## INFORMATION SHOWN:
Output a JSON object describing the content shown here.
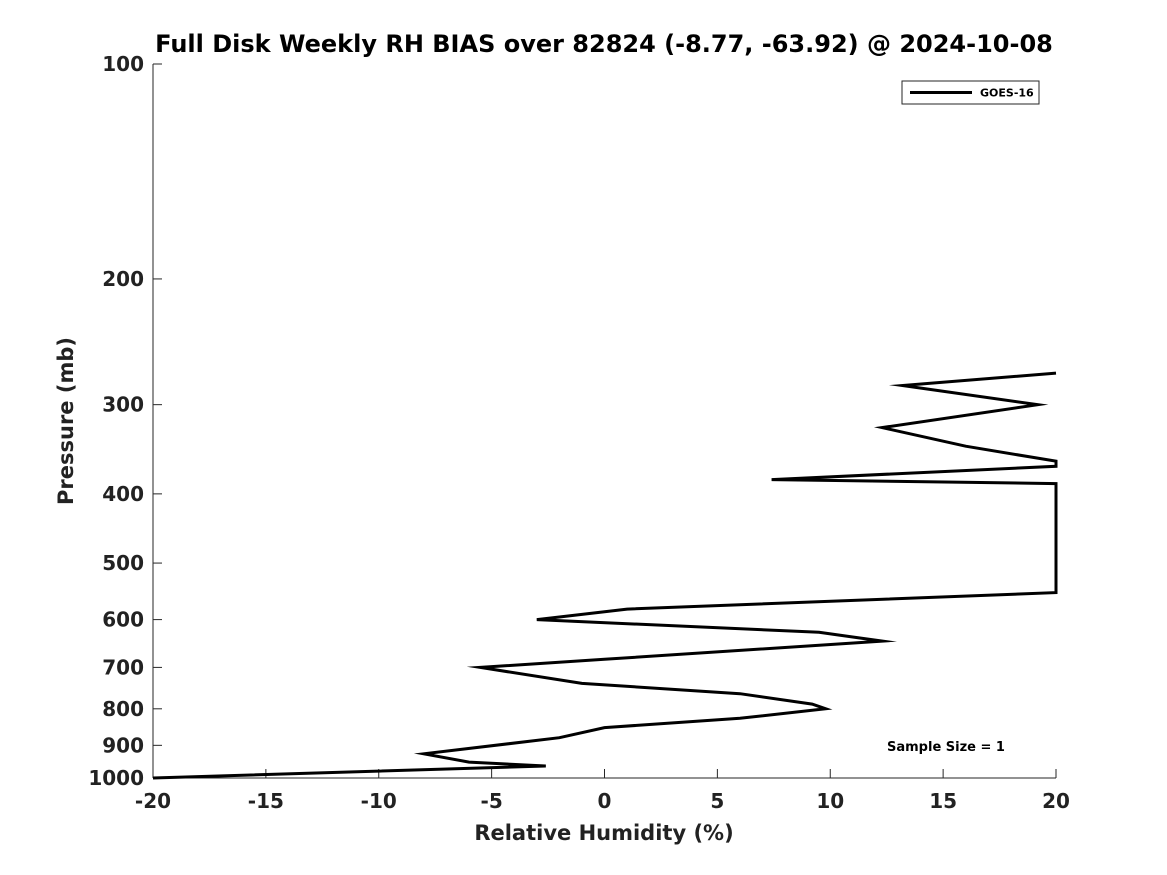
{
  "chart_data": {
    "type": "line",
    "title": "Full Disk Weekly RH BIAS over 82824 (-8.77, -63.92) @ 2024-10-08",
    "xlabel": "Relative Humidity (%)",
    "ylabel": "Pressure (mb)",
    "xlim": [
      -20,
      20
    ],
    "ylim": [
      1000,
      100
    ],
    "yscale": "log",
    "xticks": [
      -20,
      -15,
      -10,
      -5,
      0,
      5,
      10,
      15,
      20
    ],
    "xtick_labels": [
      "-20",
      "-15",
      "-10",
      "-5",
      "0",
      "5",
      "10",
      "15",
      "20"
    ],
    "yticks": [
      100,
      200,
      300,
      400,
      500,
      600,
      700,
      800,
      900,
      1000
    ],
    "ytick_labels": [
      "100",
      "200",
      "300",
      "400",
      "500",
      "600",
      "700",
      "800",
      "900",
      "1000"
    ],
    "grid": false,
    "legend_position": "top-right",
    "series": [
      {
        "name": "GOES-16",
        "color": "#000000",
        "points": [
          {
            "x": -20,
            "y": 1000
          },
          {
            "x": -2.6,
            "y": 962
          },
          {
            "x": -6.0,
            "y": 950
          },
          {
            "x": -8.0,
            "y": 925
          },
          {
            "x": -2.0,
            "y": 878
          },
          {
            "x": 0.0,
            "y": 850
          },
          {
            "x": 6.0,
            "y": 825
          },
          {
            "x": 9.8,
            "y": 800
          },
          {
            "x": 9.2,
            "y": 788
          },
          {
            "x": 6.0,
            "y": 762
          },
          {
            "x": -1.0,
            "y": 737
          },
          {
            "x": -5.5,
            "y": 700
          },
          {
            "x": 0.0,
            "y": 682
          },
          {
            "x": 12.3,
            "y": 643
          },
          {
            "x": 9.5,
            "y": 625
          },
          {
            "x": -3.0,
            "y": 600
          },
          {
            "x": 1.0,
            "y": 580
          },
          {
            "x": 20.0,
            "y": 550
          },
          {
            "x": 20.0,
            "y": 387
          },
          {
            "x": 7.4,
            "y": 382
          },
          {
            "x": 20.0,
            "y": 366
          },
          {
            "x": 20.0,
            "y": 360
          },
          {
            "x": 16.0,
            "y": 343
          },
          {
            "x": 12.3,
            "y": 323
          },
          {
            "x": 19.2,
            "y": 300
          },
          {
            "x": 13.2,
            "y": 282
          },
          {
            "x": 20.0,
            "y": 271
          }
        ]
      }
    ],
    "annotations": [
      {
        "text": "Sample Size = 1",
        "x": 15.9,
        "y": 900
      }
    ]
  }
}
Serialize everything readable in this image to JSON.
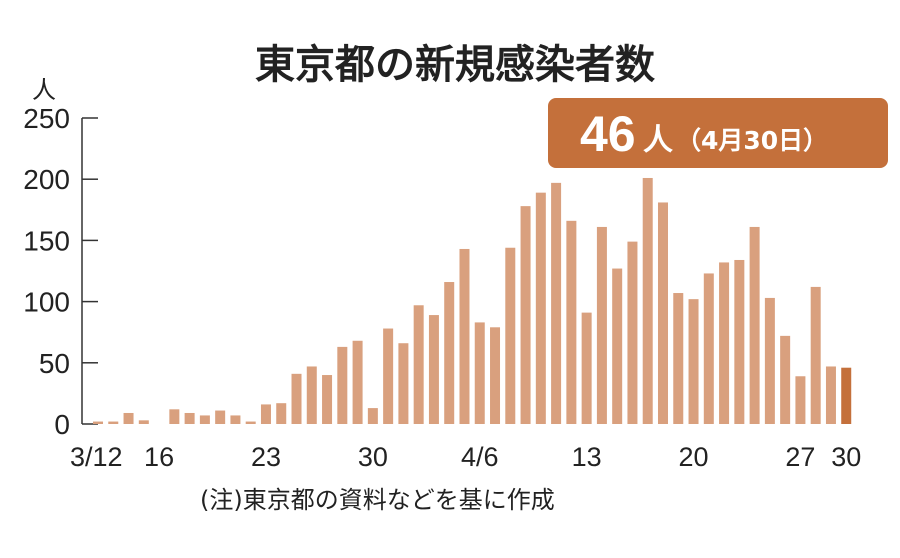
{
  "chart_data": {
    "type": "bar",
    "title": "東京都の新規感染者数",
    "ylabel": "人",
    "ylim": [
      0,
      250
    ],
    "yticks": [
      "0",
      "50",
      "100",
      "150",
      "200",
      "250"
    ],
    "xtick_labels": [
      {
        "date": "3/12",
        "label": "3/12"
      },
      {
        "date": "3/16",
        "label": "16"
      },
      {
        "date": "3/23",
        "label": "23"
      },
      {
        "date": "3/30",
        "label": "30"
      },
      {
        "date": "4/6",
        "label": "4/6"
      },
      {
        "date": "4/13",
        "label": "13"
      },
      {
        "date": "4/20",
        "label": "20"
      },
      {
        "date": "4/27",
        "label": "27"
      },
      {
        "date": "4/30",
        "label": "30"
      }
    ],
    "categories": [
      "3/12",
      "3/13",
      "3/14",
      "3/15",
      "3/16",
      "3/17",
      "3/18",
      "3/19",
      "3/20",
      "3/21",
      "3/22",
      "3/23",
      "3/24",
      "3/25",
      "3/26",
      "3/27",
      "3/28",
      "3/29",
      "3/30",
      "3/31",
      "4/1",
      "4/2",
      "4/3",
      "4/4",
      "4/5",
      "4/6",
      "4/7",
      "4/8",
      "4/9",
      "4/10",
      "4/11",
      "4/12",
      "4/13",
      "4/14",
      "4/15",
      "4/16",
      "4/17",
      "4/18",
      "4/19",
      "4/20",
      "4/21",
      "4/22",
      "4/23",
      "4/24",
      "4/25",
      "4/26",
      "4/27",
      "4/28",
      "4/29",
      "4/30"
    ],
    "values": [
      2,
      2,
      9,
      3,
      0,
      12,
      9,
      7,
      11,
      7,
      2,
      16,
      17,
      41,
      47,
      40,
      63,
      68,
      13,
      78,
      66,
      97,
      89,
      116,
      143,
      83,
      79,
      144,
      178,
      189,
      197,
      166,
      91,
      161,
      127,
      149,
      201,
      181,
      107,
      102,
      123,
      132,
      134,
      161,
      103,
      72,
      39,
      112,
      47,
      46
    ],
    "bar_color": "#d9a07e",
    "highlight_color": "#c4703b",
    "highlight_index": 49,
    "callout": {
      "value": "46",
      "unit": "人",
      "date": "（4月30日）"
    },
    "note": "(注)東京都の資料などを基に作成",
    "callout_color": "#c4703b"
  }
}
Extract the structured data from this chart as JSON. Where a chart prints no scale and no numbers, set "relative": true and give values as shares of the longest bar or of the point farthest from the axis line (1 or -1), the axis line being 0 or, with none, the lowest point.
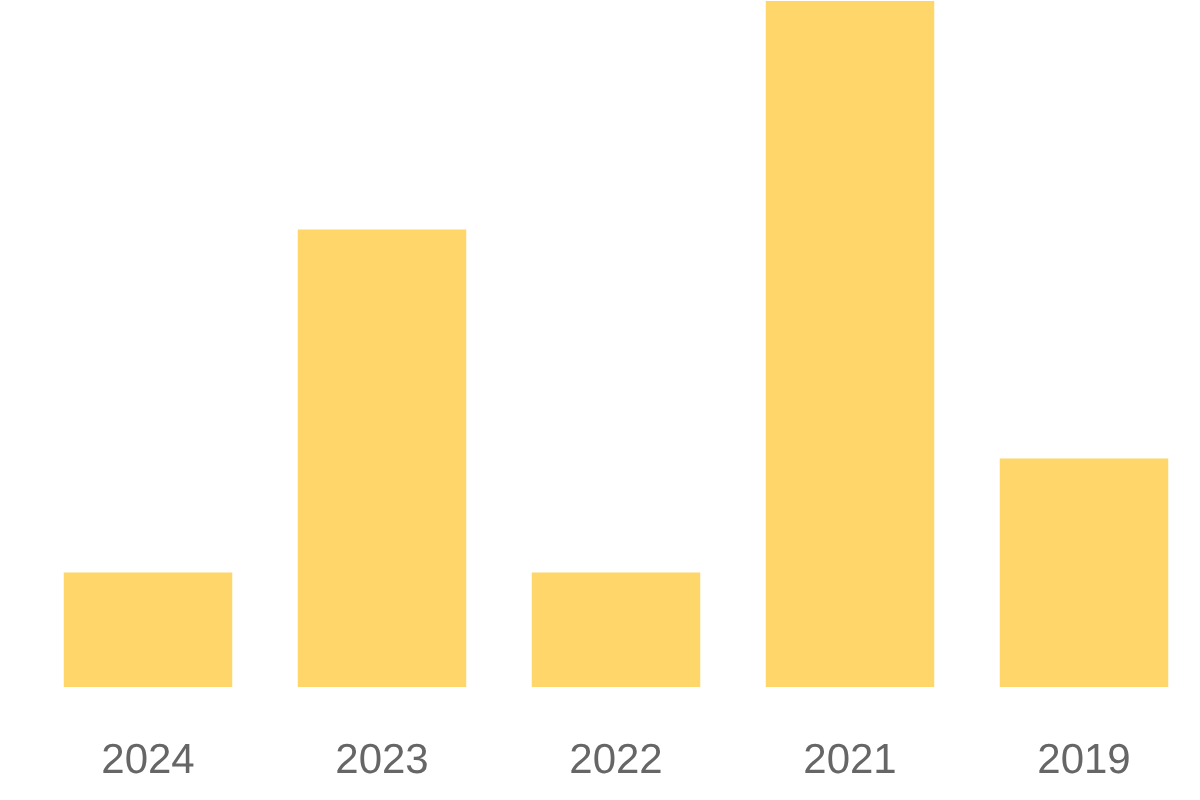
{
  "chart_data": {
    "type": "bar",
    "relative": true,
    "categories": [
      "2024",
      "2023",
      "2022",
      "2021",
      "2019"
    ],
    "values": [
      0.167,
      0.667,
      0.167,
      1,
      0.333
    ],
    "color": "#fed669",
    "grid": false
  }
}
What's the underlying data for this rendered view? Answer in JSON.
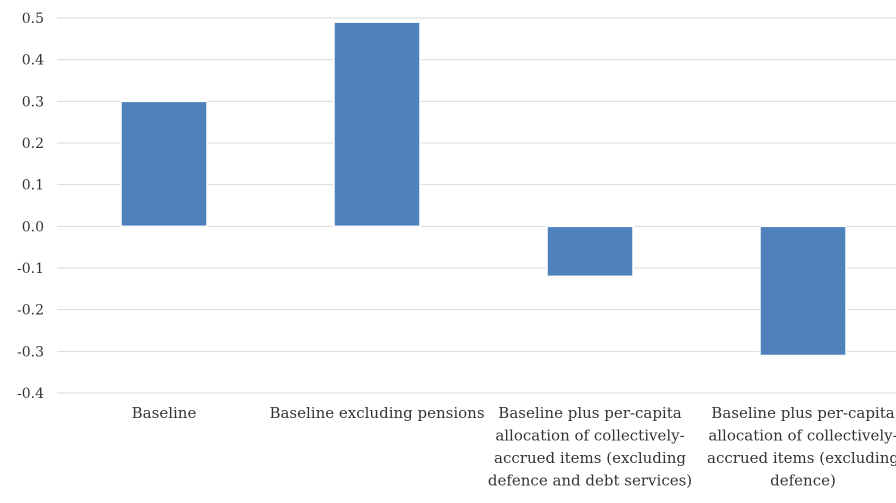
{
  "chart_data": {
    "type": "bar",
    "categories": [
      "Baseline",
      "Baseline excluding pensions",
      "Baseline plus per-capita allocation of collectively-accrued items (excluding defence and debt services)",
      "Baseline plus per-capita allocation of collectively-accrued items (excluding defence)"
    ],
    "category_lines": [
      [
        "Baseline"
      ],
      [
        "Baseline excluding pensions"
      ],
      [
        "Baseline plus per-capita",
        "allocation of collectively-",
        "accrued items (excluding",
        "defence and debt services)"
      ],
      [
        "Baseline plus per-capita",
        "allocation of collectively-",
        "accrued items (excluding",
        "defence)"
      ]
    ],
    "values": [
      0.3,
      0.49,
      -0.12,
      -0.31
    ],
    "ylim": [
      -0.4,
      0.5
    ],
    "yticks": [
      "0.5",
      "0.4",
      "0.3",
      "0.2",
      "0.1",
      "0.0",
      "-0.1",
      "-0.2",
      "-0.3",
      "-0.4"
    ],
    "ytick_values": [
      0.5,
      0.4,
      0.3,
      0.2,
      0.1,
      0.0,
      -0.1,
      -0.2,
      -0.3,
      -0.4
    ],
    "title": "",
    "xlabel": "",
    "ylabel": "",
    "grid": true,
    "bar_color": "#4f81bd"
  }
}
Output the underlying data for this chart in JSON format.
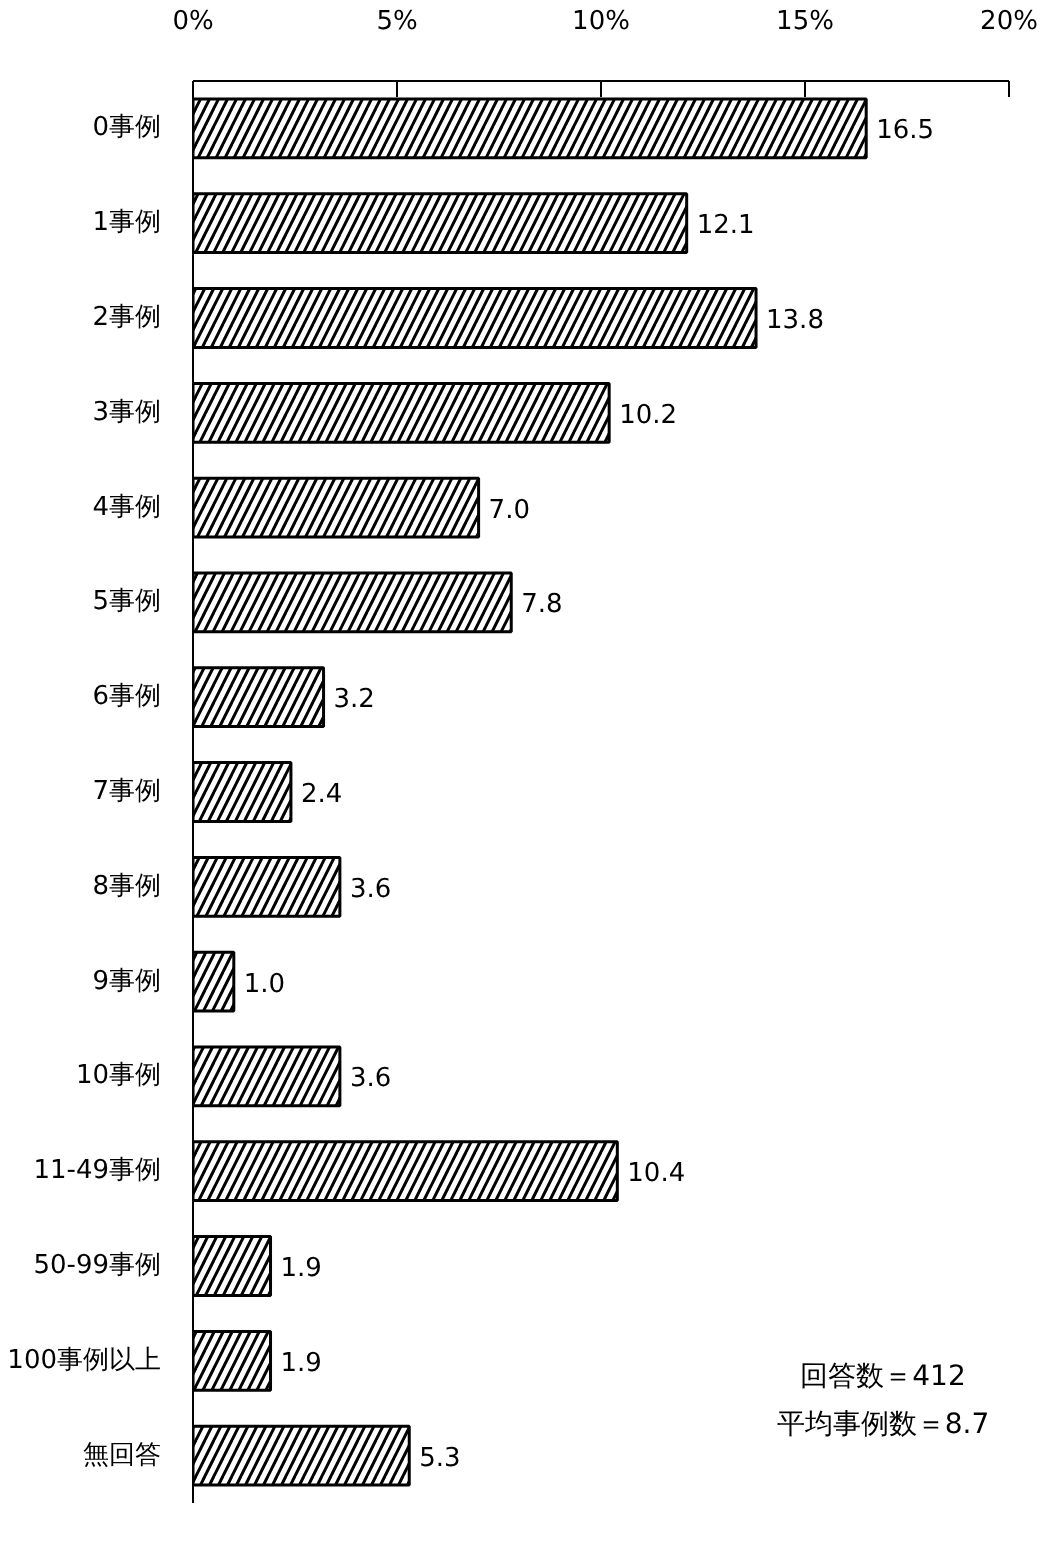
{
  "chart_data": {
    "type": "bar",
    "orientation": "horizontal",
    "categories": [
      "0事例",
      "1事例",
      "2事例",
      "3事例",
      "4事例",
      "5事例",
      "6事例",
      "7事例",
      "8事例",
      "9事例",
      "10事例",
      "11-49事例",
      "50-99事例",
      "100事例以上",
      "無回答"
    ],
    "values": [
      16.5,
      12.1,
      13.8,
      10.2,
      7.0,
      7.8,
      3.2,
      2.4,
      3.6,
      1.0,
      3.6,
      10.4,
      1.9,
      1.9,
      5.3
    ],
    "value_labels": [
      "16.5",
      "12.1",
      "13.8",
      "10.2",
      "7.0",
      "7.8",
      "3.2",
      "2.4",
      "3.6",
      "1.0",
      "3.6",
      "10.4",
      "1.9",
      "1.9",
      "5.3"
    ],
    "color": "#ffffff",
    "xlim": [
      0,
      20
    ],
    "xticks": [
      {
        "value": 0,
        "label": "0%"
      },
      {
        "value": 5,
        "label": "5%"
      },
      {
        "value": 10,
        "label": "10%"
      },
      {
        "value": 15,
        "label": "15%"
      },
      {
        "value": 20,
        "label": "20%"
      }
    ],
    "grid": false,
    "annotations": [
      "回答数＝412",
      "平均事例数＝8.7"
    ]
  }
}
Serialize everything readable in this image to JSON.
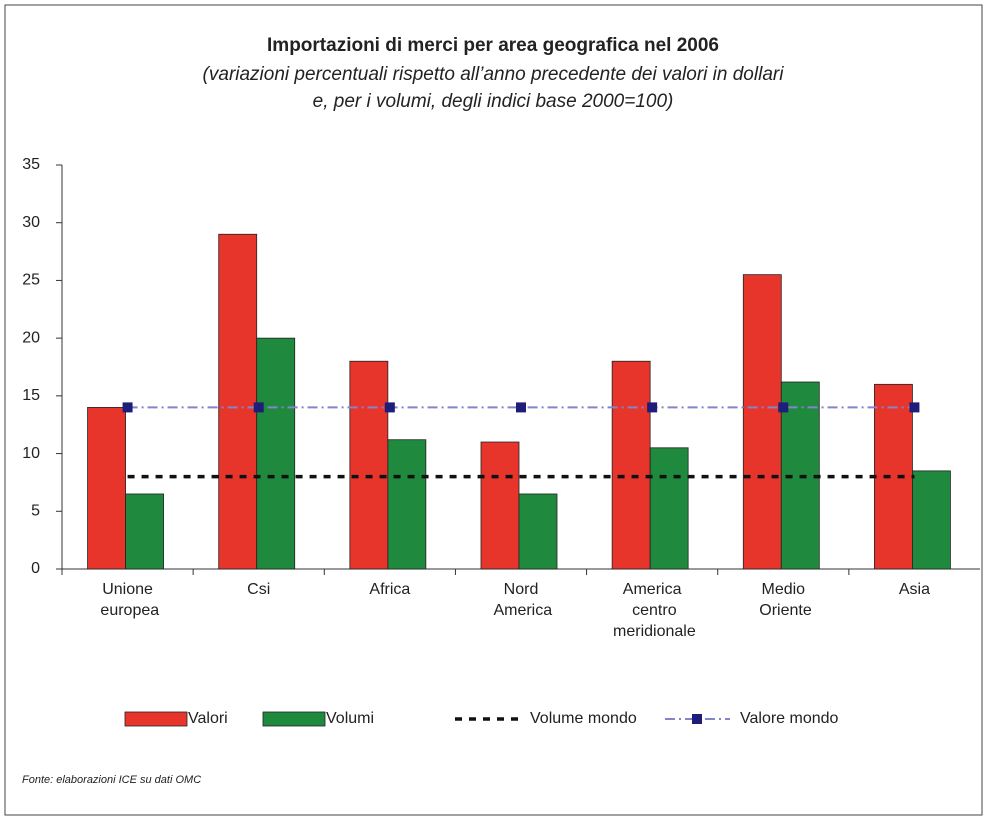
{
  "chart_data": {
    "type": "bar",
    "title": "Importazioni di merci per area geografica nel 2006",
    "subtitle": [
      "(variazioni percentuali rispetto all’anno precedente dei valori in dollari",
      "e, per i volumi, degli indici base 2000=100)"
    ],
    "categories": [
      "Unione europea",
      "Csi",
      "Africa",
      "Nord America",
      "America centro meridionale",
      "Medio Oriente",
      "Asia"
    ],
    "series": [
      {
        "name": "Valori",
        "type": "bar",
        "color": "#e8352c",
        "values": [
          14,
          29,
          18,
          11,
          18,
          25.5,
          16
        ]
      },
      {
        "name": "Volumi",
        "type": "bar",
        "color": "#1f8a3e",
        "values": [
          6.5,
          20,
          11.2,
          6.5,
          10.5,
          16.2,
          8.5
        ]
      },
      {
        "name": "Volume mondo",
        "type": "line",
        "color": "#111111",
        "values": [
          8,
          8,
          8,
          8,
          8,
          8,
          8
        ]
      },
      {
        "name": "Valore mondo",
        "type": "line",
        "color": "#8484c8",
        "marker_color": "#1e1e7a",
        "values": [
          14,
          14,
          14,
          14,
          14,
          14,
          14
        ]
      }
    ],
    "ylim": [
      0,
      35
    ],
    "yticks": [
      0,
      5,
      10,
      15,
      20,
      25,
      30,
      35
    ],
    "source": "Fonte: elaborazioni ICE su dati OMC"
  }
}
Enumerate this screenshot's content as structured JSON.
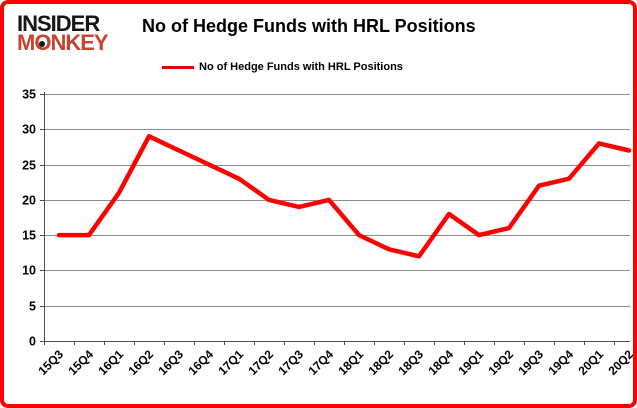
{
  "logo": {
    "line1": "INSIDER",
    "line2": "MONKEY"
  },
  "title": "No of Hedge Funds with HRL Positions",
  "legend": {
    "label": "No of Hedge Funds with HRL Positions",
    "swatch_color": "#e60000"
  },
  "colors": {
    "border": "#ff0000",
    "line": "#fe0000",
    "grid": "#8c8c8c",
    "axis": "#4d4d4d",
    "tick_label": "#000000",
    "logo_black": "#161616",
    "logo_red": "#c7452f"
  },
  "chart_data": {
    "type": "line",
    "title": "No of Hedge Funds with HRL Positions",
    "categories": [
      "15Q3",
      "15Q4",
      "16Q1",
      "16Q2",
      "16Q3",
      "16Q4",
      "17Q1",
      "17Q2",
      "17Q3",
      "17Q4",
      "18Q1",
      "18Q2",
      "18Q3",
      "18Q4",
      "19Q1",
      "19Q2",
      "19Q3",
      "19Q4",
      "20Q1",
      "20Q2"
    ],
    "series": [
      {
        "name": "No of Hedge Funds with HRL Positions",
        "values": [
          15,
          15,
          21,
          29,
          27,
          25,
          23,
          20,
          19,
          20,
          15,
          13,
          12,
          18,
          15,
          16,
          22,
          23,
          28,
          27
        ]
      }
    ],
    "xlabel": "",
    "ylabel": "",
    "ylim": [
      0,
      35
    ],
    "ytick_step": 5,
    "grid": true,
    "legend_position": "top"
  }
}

## TASK PROMPT:
Search the records for the word "true". Copy every line that has it.

## THE REPLY:
Extract the structured data from this chart as JSON. Where a chart prints no scale and no numbers, set "relative": true and give values as shares of the longest bar or of the point farthest from the axis line (1 or -1), the axis line being 0 or, with none, the lowest point.
    "relative": true,
    "grid": true,
    "grid": true,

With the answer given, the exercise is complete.